YOUR OBJECTIVE:
Wherever the word "Burma" appears in a line, extract that line.

RECORDS FOR THE EXERCISE:
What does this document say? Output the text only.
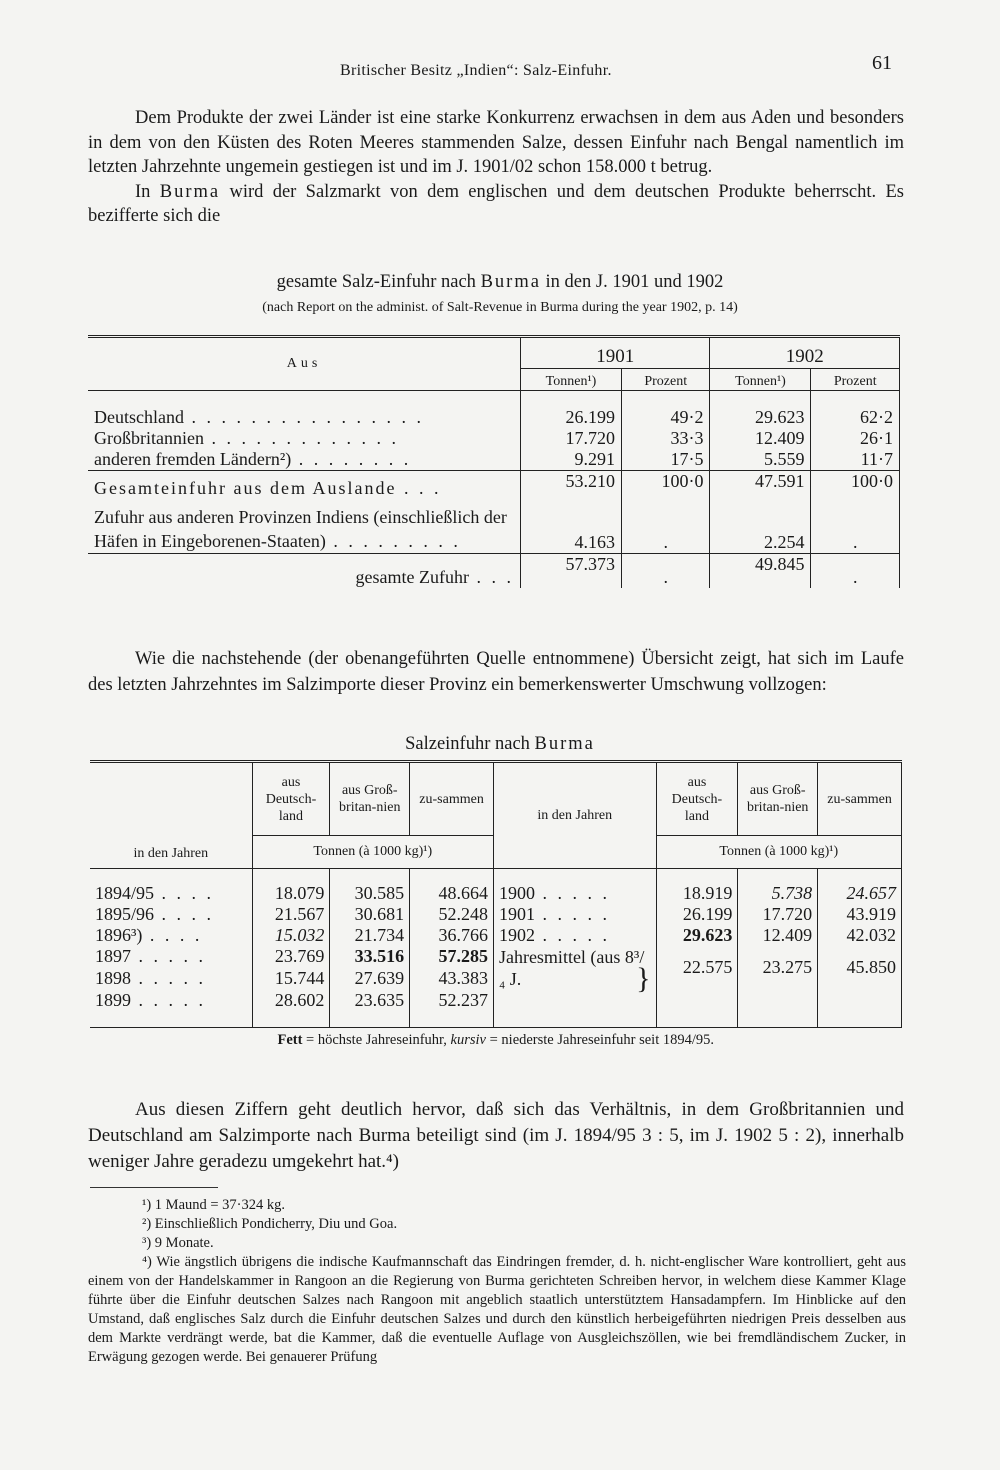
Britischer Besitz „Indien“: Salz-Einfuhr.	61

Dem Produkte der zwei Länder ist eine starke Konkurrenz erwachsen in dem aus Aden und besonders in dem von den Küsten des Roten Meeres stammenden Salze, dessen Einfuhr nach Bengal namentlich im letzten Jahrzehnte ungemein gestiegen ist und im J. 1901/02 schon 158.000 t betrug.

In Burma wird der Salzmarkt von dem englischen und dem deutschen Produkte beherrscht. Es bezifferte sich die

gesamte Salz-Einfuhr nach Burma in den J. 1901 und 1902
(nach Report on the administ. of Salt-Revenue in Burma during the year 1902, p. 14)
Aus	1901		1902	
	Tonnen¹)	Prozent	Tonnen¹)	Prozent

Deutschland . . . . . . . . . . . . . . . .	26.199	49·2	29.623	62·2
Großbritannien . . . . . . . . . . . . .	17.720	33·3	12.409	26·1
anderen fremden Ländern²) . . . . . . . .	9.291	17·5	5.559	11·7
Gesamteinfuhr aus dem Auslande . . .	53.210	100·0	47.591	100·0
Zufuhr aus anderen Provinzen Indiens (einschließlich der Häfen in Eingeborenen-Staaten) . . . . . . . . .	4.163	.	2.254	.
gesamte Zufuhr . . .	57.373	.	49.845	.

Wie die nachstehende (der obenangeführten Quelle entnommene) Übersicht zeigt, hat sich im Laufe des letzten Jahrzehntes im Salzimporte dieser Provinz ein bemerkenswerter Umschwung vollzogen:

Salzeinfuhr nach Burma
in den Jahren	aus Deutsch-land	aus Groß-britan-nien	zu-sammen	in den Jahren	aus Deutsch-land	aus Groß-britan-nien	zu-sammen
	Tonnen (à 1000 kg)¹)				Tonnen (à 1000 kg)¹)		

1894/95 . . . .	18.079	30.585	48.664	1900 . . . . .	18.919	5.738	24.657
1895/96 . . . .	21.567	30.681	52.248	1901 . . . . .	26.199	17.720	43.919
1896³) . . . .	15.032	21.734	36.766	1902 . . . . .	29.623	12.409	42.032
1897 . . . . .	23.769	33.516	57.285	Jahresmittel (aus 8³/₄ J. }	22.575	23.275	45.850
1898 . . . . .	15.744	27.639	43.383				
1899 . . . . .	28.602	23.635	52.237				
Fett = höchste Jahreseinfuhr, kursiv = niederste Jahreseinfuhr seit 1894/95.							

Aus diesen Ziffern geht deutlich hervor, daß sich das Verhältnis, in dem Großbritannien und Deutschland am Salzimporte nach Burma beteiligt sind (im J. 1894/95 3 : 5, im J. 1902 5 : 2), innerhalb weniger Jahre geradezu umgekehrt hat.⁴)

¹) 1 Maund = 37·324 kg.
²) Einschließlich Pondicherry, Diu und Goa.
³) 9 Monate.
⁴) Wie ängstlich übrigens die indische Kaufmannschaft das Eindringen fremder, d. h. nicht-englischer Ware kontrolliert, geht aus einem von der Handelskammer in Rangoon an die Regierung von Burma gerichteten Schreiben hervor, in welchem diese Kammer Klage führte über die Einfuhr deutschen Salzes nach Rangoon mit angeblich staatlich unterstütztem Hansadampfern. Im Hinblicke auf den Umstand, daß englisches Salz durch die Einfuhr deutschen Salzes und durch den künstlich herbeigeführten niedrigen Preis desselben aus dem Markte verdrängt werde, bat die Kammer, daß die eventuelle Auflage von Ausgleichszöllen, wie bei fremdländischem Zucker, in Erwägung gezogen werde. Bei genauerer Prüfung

ANSWER TO THE TASK:
In Burma wird der Salzmarkt von dem englischen und dem deutschen Produkte beherrscht. Es bezifferte sich die
gesamte Salz-Einfuhr nach Burma in den J. 1901 und 1902
(nach Report on the administ. of Salt-Revenue in Burma during the year 1902, p. 14)
Salzeinfuhr nach Burma
Aus diesen Ziffern geht deutlich hervor, daß sich das Verhältnis, in dem Großbritannien und Deutschland am Salzimporte nach Burma beteiligt sind (im J. 1894/95 3 : 5, im J. 1902 5 : 2), innerhalb weniger Jahre geradezu umgekehrt hat.⁴)
⁴) Wie ängstlich übrigens die indische Kaufmannschaft das Eindringen fremder, d. h. nicht-englischer Ware kontrolliert, geht aus einem von der Handelskammer in Rangoon an die Regierung von Burma gerichteten Schreiben hervor, in welchem diese Kammer Klage führte über die Einfuhr deutschen Salzes nach Rangoon mit angeblich staatlich unterstütztem Hansadampfern. Im Hinblicke auf den Umstand, daß englisches Salz durch die Einfuhr deutschen Salzes und durch den künstlich herbeigeführten niedrigen Preis desselben aus dem Markte verdrängt werde, bat die Kammer, daß die eventuelle Auflage von Ausgleichszöllen, wie bei fremdländischem Zucker, in Erwägung gezogen werde. Bei genauerer Prüfung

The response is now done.